- Short problem
Each entry below should be reproduced character for character.

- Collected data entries

-- begin --

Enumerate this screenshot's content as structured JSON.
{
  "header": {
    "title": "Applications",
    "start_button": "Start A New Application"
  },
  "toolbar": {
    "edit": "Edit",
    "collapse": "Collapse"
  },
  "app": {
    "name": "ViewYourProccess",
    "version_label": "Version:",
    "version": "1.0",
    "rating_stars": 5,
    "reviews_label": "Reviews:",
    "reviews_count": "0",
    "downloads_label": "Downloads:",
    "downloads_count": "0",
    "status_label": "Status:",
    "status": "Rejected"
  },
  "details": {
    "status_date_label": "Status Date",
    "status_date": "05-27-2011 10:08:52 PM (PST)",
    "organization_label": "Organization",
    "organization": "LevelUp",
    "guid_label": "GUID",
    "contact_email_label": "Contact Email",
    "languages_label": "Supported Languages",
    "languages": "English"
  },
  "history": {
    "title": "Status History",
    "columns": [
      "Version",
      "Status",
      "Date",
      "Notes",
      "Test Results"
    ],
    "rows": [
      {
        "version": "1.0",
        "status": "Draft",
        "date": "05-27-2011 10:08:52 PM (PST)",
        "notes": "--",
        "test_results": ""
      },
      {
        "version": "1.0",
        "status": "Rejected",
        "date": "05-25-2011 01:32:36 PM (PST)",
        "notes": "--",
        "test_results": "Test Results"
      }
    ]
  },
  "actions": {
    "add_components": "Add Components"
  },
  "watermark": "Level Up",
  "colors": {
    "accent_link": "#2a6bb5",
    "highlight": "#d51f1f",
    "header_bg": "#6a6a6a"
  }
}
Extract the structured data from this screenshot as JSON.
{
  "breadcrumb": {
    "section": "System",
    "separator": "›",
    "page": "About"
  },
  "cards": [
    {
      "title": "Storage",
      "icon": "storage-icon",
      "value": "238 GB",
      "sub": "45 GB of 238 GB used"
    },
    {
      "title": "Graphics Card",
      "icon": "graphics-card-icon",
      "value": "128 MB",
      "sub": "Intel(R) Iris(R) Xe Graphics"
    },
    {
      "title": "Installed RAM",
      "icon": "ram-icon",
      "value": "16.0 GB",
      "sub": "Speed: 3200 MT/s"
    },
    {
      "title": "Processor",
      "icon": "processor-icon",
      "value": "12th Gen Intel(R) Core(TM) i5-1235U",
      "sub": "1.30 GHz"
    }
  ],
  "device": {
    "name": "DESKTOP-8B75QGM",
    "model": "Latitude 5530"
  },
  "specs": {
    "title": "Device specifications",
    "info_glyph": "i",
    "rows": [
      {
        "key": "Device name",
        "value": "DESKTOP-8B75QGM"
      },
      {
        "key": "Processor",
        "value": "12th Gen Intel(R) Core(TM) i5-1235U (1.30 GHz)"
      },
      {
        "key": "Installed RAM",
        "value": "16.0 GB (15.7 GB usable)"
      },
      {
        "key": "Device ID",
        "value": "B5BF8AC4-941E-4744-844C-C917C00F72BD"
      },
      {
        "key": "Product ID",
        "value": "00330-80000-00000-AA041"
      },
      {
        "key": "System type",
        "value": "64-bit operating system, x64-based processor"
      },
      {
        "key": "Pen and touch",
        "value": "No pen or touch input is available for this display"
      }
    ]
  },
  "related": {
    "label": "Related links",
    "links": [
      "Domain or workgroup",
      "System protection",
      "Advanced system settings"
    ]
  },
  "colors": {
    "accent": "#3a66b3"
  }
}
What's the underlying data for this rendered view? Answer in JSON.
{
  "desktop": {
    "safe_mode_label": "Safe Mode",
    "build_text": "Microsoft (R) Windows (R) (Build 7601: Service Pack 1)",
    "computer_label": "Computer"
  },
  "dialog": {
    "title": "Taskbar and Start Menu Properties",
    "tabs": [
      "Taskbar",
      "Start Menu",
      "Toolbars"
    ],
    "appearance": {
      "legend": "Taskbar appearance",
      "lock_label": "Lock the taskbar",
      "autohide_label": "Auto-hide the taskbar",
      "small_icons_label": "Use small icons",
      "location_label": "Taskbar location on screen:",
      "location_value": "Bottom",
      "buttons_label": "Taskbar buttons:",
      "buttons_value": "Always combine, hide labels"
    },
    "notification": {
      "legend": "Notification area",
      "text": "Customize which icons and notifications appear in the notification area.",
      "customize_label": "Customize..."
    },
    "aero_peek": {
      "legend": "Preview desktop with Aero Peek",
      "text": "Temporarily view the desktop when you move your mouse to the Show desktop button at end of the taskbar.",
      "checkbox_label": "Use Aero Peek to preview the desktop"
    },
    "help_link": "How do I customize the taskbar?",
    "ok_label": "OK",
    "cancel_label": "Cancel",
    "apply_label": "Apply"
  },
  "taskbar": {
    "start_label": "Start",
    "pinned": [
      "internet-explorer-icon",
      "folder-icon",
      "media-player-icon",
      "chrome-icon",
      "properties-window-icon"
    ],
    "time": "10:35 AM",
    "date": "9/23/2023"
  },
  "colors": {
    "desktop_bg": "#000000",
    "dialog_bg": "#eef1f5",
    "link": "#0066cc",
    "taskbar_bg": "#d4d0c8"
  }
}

-- end --

- Solution for this exercise
Enumerate this screenshot's content as structured JSON.
{
  "header": {
    "title": "Applications",
    "start_button": "Start A New Application"
  },
  "toolbar": {
    "edit": "Edit",
    "collapse": "Collapse"
  },
  "app": {
    "name": "ViewYourProccess",
    "version_label": "Version:",
    "version": "1.0",
    "rating_stars": 5,
    "reviews_label": "Reviews:",
    "reviews_count": "0",
    "downloads_label": "Downloads:",
    "downloads_count": "0",
    "status_label": "Status:",
    "status": "Rejected"
  },
  "details": {
    "status_date_label": "Status Date",
    "status_date": "05-27-2011 10:08:52 PM (PST)",
    "organization_label": "Organization",
    "organization": "LevelUp",
    "guid_label": "GUID",
    "contact_email_label": "Contact Email",
    "languages_label": "Supported Languages",
    "languages": "English"
  },
  "history": {
    "title": "Status History",
    "columns": [
      "Version",
      "Status",
      "Date",
      "Notes",
      "Test Results"
    ],
    "rows": [
      {
        "version": "1.0",
        "status": "Draft",
        "date": "05-27-2011 10:08:52 PM (PST)",
        "notes": "--",
        "test_results": ""
      },
      {
        "version": "1.0",
        "status": "Rejected",
        "date": "05-25-2011 01:32:36 PM (PST)",
        "notes": "--",
        "test_results": "Test Results"
      }
    ]
  },
  "actions": {
    "add_components": "Add Components"
  },
  "watermark": "Level Up",
  "colors": {
    "accent_link": "#2a6bb5",
    "highlight": "#d51f1f",
    "header_bg": "#6a6a6a"
  }
}
Extract the structured data from this screenshot as JSON.
{
  "breadcrumb": {
    "section": "System",
    "separator": "›",
    "page": "About"
  },
  "cards": [
    {
      "title": "Storage",
      "icon": "storage-icon",
      "value": "238 GB",
      "sub": "45 GB of 238 GB used"
    },
    {
      "title": "Graphics Card",
      "icon": "graphics-card-icon",
      "value": "128 MB",
      "sub": "Intel(R) Iris(R) Xe Graphics"
    },
    {
      "title": "Installed RAM",
      "icon": "ram-icon",
      "value": "16.0 GB",
      "sub": "Speed: 3200 MT/s"
    },
    {
      "title": "Processor",
      "icon": "processor-icon",
      "value": "12th Gen Intel(R) Core(TM) i5-1235U",
      "sub": "1.30 GHz"
    }
  ],
  "device": {
    "name": "DESKTOP-8B75QGM",
    "model": "Latitude 5530"
  },
  "specs": {
    "title": "Device specifications",
    "info_glyph": "i",
    "rows": [
      {
        "key": "Device name",
        "value": "DESKTOP-8B75QGM"
      },
      {
        "key": "Processor",
        "value": "12th Gen Intel(R) Core(TM) i5-1235U (1.30 GHz)"
      },
      {
        "key": "Installed RAM",
        "value": "16.0 GB (15.7 GB usable)"
      },
      {
        "key": "Device ID",
        "value": "B5BF8AC4-941E-4744-844C-C917C00F72BD"
      },
      {
        "key": "Product ID",
        "value": "00330-80000-00000-AA041"
      },
      {
        "key": "System type",
        "value": "64-bit operating system, x64-based processor"
      },
      {
        "key": "Pen and touch",
        "value": "No pen or touch input is available for this display"
      }
    ]
  },
  "related": {
    "label": "Related links",
    "links": [
      "Domain or workgroup",
      "System protection",
      "Advanced system settings"
    ]
  },
  "colors": {
    "accent": "#3a66b3"
  }
}
What's the underlying data for this rendered view? Answer in JSON.
{
  "desktop": {
    "safe_mode_label": "Safe Mode",
    "build_text": "Microsoft (R) Windows (R) (Build 7601: Service Pack 1)",
    "computer_label": "Computer"
  },
  "dialog": {
    "title": "Taskbar and Start Menu Properties",
    "tabs": [
      "Taskbar",
      "Start Menu",
      "Toolbars"
    ],
    "appearance": {
      "legend": "Taskbar appearance",
      "lock_label": "Lock the taskbar",
      "autohide_label": "Auto-hide the taskbar",
      "small_icons_label": "Use small icons",
      "location_label": "Taskbar location on screen:",
      "location_value": "Bottom",
      "buttons_label": "Taskbar buttons:",
      "buttons_value": "Always combine, hide labels"
    },
    "notification": {
      "legend": "Notification area",
      "text": "Customize which icons and notifications appear in the notification area.",
      "customize_label": "Customize..."
    },
    "aero_peek": {
      "legend": "Preview desktop with Aero Peek",
      "text": "Temporarily view the desktop when you move your mouse to the Show desktop button at end of the taskbar.",
      "checkbox_label": "Use Aero Peek to preview the desktop"
    },
    "help_link": "How do I customize the taskbar?",
    "ok_label": "OK",
    "cancel_label": "Cancel",
    "apply_label": "Apply"
  },
  "taskbar": {
    "start_label": "Start",
    "pinned": [
      "internet-explorer-icon",
      "folder-icon",
      "media-player-icon",
      "chrome-icon",
      "properties-window-icon"
    ],
    "time": "10:35 AM",
    "date": "9/23/2023"
  },
  "colors": {
    "desktop_bg": "#000000",
    "dialog_bg": "#eef1f5",
    "link": "#0066cc",
    "taskbar_bg": "#d4d0c8"
  }
}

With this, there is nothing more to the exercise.